**WHAT IS BEING ASKED:**
Only lines holding the word "Export" should be copied from the material.

**PROVIDED DATA:**
◆ ◆ ◆ ◆ ◆

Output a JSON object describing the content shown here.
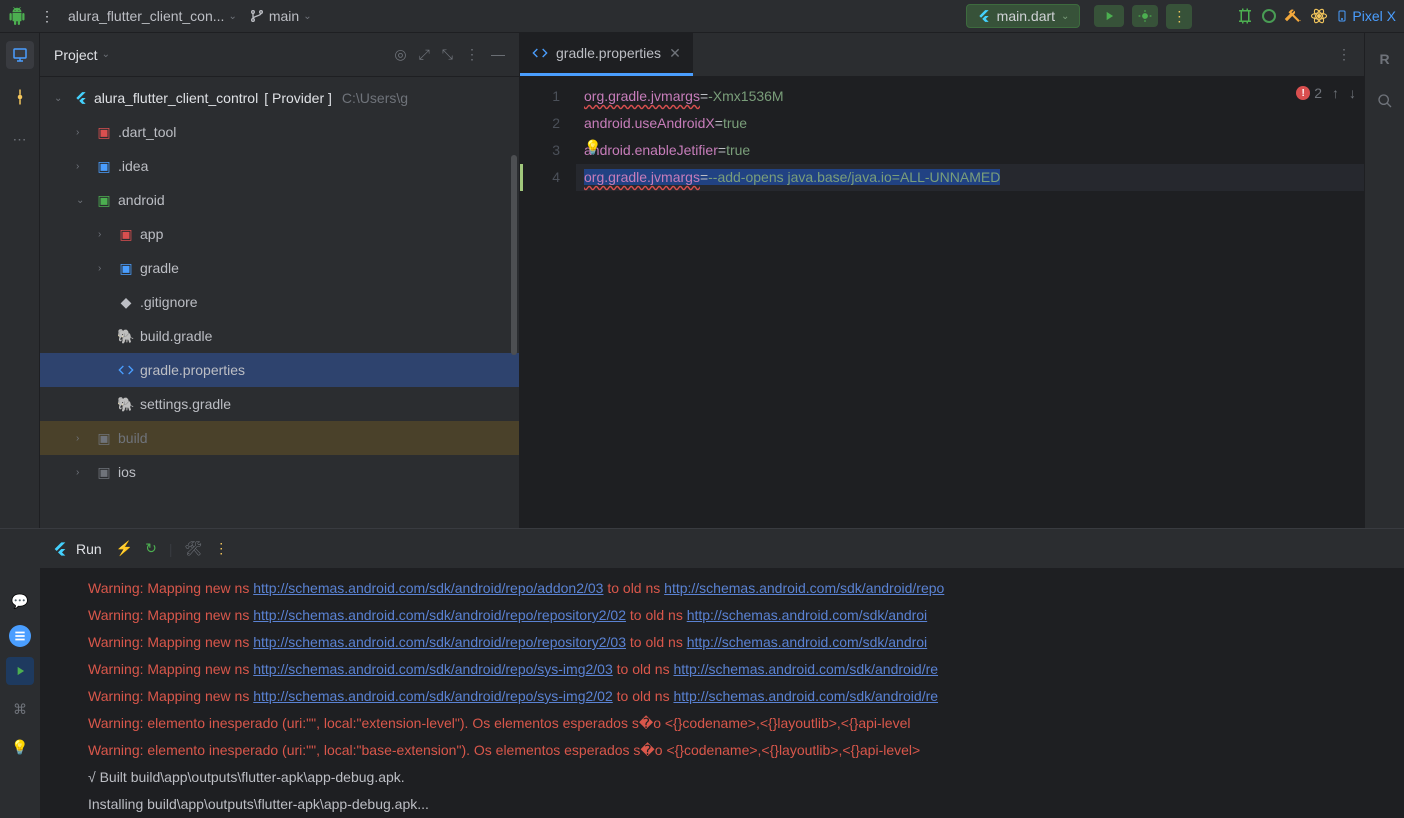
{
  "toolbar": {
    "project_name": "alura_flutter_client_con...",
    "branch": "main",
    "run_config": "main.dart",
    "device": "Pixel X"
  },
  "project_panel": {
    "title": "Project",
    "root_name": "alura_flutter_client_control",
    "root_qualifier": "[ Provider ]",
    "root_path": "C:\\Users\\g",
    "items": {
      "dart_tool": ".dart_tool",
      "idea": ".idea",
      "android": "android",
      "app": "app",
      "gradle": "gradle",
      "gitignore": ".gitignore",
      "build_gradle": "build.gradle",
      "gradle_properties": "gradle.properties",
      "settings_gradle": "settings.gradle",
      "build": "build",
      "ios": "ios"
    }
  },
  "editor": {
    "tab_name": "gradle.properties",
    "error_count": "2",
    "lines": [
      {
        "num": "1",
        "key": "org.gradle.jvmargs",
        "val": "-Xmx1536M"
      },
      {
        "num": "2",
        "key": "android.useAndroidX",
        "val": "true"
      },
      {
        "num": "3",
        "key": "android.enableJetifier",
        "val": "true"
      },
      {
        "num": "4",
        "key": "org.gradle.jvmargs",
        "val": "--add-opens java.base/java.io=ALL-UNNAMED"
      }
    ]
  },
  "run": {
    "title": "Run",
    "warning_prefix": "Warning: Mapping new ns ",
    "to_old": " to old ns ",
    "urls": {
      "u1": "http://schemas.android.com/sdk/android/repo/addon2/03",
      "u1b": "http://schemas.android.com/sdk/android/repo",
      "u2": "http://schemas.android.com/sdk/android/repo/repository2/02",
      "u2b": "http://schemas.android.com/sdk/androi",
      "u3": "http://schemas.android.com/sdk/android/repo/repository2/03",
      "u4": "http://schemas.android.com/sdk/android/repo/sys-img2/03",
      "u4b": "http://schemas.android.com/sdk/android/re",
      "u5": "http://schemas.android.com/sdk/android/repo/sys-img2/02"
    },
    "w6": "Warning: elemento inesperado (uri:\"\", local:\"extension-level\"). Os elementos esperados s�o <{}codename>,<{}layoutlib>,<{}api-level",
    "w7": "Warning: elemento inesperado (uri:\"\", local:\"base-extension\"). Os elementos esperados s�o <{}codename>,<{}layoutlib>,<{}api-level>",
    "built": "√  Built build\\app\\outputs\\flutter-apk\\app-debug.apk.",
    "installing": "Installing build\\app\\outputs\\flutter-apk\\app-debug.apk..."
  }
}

◆ ◆ ◆ ◆ ◆

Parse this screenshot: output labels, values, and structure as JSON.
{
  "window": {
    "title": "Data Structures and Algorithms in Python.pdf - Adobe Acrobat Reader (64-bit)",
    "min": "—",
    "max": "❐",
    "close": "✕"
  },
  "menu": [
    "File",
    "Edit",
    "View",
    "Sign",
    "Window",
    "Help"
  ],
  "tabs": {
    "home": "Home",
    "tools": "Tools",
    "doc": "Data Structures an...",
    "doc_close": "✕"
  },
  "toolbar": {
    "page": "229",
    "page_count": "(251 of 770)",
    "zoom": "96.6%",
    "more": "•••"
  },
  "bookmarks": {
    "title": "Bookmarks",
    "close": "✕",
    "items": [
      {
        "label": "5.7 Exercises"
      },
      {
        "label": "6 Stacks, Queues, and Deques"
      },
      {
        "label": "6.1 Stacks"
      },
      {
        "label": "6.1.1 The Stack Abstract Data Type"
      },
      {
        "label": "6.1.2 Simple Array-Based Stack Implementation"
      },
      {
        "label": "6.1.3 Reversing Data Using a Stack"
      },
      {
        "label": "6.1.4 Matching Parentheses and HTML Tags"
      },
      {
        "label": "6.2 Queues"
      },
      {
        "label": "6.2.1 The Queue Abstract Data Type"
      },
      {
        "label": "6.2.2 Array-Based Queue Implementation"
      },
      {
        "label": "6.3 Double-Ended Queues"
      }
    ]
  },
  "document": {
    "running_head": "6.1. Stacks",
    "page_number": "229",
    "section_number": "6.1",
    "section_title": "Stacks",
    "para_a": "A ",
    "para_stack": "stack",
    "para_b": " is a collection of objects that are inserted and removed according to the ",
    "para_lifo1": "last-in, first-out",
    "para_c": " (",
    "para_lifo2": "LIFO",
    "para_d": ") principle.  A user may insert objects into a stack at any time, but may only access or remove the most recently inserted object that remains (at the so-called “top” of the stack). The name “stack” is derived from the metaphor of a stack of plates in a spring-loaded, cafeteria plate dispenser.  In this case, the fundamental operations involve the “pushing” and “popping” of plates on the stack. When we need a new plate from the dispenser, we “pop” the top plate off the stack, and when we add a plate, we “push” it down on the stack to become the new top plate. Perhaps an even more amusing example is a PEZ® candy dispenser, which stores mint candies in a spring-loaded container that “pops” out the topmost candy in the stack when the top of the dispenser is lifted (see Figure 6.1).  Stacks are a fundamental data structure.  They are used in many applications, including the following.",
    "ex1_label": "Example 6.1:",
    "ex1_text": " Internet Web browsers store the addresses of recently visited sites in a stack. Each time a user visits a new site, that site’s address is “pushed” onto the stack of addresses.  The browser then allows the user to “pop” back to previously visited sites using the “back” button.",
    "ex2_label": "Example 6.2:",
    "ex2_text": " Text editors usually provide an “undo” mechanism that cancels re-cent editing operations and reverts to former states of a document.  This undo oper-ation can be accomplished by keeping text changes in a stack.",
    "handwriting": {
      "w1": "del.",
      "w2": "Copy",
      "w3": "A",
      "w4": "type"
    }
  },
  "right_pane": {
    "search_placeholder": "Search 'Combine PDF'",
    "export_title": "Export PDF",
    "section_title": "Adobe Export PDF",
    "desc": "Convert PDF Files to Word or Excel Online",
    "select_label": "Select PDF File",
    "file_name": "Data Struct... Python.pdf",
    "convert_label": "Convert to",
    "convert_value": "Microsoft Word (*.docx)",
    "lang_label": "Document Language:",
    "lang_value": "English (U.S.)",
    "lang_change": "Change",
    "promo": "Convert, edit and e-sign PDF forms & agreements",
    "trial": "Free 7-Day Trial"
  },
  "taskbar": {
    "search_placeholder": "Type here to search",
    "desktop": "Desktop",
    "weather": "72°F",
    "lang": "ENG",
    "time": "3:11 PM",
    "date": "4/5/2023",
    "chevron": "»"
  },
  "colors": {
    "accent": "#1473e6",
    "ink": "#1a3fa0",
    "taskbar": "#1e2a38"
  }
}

◆ ◆ ◆ ◆ ◆

**ANSWER FOR THIS EXERCISE:**
    "export_title": "Export PDF",
    "section_title": "Adobe Export PDF",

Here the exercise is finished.